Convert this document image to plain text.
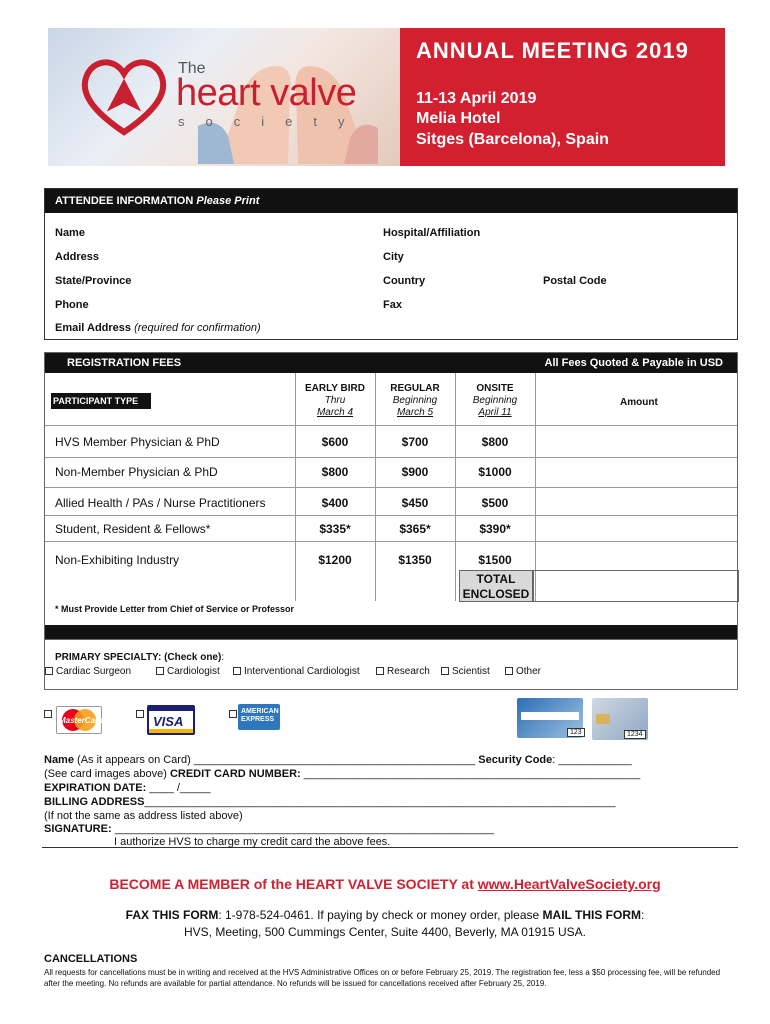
The
heart valve
society
ANNUAL MEETING 2019
11-13 April 2019
Melia Hotel
Sitges (Barcelona), Spain
ATTENDEE INFORMATION Please Print
Name	Hospital/Affiliation
Address	City
State/Province	Country	Postal Code
Phone	Fax
Email Address (required for confirmation)
REGISTRATION FEES	All Fees Quoted & Payable in USD
PARTICIPANT TYPE
EARLY BIRD
Thru
March 4
REGULAR
Beginning
March 5
ONSITE
Beginning
April 11
Amount
HVS Member Physician & PhD	$600	$700	$800
Non-Member Physician & PhD	$800	$900	$1000
Allied Health / PAs / Nurse Practitioners	$400	$450	$500
Student, Resident & Fellows*	$335*	$365*	$390*
Non-Exhibiting Industry	$1200	$1350	$1500
TOTAL
ENCLOSED
* Must Provide Letter from Chief of Service or Professor
PRIMARY SPECIALTY: (Check one):
Cardiac Surgeon	Cardiologist	Interventional Cardiologist	Research	Scientist	Other
MasterCard	VISA
AMERICAN
EXPRESS
123	1234
Name (As it appears on Card) ______________________________________________ Security Code: ____________
(See card images above) CREDIT CARD NUMBER: _______________________________________________________
EXPIRATION DATE: ____ /_____
BILLING ADDRESS_____________________________________________________________________________
(If not the same as address listed above)
SIGNATURE: ______________________________________________________________
I authorize HVS to charge my credit card the above fees.
BECOME A MEMBER of the HEART VALVE SOCIETY at www.HeartValveSociety.org
FAX THIS FORM: 1-978-524-0461. If paying by check or money order, please MAIL THIS FORM:
HVS, Meeting, 500 Cummings Center, Suite 4400, Beverly, MA 01915 USA.
CANCELLATIONS
All requests for cancellations must be in writing and received at the HVS Administrative Offices on or before February 25, 2019. The registration fee, less a $50 processing fee, will be refunded after the meeting. No refunds are available for partial attendance. No refunds will be issued for cancellations received after February 25, 2019.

§ Work required: Give the number of lines in the entries that hold the word "Name", and nothing else.

§ Correct result: 2